-- Start --

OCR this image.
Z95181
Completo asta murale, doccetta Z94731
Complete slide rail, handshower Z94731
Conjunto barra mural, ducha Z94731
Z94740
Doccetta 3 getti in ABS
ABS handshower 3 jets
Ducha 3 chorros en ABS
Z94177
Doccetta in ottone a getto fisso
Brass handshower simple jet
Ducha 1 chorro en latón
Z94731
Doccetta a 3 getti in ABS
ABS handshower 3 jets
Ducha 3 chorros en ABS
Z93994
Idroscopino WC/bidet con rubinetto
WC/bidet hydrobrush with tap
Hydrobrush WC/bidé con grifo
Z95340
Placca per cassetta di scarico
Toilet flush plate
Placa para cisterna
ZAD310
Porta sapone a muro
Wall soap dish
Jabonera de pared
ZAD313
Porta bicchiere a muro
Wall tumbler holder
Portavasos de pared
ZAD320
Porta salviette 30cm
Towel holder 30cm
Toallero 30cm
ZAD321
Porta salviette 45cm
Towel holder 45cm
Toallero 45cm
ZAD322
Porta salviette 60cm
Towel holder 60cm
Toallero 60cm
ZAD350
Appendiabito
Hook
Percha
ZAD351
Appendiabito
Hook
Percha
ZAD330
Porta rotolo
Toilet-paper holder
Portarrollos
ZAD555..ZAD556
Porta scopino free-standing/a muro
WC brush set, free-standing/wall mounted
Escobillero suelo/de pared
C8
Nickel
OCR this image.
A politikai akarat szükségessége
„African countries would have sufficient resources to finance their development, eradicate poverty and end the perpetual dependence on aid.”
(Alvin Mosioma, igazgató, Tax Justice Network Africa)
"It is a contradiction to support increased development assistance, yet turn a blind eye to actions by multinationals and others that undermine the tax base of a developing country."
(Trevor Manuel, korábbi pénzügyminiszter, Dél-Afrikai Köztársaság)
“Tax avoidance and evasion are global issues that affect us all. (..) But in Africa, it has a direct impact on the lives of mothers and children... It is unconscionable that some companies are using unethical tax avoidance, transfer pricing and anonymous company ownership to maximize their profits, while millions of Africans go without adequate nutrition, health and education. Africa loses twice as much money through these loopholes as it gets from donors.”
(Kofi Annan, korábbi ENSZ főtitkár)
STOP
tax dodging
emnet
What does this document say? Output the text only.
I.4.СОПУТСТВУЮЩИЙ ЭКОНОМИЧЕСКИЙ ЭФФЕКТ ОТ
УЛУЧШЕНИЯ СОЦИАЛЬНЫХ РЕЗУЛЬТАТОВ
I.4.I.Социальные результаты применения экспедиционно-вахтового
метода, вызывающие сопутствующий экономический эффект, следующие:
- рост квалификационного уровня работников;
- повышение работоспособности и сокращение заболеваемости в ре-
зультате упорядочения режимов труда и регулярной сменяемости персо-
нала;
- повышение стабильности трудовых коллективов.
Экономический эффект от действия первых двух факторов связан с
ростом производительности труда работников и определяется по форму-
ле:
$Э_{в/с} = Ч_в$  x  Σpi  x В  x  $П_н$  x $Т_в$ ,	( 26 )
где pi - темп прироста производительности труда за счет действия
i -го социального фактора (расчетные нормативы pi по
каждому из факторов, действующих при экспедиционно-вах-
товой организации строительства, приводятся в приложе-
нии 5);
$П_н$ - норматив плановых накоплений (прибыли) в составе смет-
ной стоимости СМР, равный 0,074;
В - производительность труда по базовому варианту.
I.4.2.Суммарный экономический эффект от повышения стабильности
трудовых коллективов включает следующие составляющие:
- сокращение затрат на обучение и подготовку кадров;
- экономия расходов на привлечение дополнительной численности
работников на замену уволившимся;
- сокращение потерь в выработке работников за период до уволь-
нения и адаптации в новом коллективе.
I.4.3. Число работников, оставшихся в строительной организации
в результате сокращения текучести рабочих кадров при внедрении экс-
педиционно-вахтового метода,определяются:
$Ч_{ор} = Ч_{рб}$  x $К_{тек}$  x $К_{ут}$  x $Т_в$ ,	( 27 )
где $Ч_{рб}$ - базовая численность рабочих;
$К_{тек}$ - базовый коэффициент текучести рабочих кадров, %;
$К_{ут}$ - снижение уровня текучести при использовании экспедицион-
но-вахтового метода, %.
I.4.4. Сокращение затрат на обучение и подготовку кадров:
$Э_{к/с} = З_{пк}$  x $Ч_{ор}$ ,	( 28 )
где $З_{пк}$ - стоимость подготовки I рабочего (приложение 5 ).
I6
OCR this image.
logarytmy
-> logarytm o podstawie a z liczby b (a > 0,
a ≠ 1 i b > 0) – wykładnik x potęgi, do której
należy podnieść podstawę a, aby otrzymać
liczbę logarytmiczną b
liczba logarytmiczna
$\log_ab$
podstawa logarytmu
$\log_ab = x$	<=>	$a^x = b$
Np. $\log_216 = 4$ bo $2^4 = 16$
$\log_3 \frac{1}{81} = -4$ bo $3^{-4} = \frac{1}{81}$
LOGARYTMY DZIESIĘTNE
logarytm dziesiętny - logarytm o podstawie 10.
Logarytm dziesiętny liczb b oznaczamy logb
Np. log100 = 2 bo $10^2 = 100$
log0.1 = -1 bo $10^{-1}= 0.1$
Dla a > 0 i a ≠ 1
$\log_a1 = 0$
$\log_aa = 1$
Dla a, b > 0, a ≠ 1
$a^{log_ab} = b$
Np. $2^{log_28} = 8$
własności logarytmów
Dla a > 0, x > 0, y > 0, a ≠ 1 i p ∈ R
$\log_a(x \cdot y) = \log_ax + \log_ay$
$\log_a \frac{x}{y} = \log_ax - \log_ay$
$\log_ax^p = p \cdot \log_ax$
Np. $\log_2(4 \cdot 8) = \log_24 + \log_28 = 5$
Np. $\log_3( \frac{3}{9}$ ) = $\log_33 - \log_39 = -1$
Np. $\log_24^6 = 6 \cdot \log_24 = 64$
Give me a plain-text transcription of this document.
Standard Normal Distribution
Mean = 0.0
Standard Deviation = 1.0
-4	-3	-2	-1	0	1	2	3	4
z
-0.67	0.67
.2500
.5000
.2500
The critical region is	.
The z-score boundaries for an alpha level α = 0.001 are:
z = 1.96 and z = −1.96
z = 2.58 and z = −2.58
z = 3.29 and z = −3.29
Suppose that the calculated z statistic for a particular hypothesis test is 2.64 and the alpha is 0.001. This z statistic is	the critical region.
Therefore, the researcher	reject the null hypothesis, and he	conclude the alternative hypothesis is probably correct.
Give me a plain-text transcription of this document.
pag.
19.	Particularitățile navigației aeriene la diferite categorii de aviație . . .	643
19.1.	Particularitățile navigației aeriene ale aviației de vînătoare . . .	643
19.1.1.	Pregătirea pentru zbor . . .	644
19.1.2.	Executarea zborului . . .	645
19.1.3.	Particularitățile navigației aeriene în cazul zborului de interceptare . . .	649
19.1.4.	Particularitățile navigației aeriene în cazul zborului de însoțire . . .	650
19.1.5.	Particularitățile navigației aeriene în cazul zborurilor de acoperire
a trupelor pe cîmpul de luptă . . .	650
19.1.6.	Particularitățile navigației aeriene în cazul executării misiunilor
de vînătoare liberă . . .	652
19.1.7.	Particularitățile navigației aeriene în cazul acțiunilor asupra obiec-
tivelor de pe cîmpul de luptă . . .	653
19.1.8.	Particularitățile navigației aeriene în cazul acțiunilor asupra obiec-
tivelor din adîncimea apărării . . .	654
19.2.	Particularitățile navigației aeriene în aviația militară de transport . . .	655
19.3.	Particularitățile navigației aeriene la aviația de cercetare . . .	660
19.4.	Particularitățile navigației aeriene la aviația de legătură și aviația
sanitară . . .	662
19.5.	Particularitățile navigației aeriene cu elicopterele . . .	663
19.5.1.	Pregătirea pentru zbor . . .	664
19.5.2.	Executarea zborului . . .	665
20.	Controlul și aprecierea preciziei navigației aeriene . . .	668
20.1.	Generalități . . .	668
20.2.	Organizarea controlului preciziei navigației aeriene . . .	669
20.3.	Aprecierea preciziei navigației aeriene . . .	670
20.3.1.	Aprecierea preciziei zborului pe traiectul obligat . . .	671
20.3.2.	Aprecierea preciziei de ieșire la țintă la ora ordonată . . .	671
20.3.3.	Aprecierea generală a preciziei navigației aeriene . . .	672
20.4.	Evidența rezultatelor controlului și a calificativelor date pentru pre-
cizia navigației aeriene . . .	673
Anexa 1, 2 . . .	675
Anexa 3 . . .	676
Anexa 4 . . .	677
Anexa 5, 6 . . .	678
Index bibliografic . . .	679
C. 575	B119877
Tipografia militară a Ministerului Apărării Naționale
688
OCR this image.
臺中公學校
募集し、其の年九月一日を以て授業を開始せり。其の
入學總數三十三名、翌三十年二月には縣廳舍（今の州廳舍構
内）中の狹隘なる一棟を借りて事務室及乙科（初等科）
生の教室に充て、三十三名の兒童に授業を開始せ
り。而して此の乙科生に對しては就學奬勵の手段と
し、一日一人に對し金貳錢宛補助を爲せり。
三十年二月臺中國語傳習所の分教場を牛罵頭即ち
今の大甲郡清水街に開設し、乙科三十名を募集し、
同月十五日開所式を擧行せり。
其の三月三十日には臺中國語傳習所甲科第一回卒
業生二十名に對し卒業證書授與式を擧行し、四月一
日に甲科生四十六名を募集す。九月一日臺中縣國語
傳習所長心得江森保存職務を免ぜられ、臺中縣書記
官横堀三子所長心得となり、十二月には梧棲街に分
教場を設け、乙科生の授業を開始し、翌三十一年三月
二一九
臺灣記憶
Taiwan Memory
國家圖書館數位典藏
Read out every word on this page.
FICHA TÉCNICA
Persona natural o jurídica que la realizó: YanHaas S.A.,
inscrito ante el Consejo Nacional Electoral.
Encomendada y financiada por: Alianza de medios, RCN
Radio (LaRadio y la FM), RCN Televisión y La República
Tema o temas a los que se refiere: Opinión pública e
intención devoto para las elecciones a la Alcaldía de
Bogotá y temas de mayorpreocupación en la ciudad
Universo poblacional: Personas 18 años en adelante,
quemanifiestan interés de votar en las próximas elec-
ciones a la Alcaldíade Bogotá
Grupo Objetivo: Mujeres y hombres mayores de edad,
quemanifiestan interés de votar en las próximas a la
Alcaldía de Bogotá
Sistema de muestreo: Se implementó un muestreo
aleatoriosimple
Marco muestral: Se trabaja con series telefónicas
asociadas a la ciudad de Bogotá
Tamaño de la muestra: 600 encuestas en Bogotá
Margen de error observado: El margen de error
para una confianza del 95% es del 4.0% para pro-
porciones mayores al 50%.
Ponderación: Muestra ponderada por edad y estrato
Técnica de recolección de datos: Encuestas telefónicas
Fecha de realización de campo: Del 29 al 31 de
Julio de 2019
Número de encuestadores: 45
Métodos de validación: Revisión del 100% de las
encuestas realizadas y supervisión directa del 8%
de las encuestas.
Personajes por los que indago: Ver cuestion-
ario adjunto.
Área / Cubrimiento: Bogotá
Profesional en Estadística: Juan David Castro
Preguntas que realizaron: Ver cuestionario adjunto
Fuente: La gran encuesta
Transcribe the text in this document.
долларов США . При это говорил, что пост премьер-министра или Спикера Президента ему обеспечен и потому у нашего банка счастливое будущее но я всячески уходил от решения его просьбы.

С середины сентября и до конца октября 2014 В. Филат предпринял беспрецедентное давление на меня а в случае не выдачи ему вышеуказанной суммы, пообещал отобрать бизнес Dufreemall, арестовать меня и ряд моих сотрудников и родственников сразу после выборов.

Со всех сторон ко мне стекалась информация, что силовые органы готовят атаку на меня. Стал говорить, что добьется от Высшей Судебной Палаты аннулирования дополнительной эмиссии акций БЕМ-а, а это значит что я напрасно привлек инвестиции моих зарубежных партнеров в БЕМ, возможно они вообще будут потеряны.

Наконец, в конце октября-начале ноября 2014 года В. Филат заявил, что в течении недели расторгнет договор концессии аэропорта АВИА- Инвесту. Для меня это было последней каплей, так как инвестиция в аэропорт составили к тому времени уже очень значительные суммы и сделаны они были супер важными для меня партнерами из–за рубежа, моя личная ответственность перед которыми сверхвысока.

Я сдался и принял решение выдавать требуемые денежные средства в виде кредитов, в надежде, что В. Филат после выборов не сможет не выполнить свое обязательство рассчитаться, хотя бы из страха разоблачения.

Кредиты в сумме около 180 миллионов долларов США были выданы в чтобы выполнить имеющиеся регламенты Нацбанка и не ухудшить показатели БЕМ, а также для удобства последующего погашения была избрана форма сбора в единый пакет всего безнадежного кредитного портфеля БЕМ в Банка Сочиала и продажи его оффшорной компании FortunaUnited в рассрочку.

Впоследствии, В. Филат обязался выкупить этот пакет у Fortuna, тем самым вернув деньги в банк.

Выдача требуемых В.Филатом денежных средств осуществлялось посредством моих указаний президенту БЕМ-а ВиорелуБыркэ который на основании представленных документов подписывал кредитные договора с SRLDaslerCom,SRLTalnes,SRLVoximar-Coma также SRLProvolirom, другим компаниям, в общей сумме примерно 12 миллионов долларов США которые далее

-- End --

State the number of lines that contain the string "development", with no other words.

2